EXERCISE: Go through the entries one line at a time, and gather every line that has the word "text".

PROVIDED INFORMATION:
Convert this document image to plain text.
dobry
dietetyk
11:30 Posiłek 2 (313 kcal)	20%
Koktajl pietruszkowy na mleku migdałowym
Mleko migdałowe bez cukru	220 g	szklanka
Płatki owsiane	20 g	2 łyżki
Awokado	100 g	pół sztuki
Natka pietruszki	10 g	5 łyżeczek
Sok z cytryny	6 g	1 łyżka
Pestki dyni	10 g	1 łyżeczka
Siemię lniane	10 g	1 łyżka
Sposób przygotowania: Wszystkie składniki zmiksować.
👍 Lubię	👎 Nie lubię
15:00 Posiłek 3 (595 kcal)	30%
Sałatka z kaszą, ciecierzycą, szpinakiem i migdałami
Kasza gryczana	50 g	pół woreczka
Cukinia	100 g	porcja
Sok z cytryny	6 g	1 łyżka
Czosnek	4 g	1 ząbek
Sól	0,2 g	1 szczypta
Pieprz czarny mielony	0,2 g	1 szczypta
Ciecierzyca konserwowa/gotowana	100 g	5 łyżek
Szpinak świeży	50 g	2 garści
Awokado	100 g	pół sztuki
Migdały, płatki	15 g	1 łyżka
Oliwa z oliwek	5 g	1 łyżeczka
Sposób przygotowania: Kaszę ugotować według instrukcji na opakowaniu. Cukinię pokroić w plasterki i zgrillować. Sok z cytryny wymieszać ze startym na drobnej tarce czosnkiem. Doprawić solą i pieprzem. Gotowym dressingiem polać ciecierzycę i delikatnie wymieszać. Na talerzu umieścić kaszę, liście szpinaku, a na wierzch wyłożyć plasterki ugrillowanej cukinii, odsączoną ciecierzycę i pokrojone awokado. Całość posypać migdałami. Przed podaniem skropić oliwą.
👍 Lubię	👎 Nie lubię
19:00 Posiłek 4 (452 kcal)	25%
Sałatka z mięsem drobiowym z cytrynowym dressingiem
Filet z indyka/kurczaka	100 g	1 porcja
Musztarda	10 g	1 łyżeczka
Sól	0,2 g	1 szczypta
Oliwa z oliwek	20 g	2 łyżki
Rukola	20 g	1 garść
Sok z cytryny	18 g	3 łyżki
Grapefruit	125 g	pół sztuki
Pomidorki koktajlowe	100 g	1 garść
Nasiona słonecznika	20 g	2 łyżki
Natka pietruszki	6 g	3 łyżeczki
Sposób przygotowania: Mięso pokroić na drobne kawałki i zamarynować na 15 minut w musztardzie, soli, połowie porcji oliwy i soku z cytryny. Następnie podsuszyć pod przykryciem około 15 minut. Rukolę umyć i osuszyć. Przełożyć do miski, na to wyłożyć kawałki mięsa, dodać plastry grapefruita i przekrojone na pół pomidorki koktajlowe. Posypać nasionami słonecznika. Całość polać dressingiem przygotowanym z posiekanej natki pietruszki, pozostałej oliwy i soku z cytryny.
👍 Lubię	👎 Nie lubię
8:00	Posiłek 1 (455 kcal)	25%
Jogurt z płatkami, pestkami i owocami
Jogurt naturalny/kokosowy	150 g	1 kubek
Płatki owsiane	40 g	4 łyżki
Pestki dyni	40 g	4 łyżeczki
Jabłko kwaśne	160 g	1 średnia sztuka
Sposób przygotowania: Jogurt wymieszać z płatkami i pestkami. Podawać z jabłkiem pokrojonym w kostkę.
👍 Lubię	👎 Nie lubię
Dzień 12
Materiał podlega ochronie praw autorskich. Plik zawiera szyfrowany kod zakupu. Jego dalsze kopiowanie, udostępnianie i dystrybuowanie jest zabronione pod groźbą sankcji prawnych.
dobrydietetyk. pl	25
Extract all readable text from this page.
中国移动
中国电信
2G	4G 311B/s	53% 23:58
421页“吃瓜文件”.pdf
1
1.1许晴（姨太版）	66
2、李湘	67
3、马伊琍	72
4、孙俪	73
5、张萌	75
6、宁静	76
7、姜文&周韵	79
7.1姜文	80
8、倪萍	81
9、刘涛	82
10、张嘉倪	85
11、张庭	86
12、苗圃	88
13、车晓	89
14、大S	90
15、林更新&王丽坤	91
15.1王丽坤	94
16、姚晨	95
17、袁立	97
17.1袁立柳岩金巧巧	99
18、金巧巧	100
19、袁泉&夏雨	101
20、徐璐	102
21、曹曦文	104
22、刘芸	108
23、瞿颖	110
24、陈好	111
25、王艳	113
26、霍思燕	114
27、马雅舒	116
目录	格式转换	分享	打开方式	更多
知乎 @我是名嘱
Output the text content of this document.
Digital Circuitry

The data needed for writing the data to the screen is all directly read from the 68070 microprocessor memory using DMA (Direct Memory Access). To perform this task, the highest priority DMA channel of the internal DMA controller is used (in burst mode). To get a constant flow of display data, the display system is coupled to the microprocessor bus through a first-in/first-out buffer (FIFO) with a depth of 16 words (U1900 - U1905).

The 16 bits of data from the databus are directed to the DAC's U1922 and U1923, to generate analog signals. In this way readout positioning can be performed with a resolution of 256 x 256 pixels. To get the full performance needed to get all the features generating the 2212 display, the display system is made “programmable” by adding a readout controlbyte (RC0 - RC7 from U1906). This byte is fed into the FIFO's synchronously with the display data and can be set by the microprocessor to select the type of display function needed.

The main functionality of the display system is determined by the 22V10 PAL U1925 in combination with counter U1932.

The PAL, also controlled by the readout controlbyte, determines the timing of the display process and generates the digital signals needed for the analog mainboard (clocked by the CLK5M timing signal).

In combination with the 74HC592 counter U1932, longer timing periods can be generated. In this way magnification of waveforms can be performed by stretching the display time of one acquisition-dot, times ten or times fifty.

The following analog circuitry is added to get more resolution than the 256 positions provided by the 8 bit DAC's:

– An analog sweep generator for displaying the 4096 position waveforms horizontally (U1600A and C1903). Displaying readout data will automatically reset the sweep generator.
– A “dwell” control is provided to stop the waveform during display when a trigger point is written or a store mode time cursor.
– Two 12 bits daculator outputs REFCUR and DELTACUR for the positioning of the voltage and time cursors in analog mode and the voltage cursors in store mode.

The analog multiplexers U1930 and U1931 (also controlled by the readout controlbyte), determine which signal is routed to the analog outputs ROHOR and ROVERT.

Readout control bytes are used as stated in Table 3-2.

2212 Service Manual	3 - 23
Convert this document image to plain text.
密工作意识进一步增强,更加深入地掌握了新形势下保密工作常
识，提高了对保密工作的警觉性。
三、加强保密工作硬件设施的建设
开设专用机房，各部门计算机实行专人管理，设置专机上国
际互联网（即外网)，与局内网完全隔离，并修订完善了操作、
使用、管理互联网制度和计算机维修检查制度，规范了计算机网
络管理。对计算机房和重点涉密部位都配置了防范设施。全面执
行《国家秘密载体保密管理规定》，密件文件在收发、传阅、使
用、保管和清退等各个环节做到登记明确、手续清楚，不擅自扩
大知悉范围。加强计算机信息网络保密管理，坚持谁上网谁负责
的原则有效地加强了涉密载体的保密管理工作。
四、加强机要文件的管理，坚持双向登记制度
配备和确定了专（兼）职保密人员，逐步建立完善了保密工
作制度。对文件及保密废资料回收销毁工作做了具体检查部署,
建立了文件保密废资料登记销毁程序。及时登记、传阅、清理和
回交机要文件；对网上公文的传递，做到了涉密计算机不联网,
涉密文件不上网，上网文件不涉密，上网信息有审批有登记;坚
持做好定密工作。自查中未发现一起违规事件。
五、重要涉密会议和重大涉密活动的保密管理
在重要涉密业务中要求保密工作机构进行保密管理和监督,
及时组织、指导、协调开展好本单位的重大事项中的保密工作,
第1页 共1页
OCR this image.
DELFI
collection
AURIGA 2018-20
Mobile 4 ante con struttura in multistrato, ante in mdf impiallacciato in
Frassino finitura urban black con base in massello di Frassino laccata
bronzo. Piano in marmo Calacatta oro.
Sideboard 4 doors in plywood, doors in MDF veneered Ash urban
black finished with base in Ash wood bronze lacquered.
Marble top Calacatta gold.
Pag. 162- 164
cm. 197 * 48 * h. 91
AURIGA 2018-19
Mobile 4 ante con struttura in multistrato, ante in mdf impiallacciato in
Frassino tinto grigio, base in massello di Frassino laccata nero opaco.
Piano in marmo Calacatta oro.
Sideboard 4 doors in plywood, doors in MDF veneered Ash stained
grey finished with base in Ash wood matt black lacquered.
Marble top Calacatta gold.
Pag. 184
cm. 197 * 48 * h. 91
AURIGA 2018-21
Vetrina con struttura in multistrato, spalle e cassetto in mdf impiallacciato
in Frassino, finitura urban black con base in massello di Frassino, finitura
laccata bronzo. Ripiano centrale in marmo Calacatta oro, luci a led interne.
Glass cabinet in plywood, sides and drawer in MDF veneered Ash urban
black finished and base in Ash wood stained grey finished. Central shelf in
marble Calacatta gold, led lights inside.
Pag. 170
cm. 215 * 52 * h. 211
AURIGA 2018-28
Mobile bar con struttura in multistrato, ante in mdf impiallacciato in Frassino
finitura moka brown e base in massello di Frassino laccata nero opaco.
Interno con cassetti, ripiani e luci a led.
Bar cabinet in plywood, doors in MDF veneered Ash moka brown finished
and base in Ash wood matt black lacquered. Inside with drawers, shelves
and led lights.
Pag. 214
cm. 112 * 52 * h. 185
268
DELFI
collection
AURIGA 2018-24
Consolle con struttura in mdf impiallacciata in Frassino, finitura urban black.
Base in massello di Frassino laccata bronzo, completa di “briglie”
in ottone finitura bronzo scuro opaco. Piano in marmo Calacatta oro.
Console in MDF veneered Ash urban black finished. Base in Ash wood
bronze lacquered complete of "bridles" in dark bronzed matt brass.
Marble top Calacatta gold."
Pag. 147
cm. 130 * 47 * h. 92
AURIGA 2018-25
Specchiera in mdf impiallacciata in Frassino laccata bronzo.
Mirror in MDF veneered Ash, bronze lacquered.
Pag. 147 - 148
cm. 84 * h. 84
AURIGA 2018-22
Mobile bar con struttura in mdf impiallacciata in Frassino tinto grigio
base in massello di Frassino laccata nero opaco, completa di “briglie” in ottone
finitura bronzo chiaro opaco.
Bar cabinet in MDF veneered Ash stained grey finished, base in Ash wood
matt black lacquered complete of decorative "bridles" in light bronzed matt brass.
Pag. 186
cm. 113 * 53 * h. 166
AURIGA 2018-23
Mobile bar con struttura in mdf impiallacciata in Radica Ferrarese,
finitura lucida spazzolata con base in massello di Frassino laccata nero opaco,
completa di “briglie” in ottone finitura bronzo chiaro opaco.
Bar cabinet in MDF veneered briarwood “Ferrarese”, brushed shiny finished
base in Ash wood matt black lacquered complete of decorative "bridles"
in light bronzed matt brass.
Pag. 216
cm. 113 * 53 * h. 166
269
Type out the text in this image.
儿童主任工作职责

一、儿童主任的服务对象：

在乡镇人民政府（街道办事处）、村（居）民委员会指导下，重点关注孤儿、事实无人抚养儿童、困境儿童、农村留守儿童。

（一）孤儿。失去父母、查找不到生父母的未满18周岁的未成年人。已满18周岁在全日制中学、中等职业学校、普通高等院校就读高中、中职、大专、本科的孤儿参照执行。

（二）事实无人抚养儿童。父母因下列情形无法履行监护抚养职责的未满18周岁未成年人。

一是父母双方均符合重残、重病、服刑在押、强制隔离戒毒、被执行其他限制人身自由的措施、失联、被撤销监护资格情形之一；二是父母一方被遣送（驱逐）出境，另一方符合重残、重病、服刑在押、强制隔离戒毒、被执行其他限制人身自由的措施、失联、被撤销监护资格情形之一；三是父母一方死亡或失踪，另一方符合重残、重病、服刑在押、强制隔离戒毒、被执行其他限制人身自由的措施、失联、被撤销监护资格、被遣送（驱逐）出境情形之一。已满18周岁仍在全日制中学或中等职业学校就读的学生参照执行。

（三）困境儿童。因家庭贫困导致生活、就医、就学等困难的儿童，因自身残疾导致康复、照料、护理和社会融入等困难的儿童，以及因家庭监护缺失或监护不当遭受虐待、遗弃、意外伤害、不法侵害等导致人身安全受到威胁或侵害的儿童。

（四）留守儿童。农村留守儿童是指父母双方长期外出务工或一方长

OUTPUT FOR THIS EXERCISE:
Convert this document image to plain text.
Extract all readable text from this page.
Output the text content of this document.
Convert this document image to plain text.
Type out the text in this image.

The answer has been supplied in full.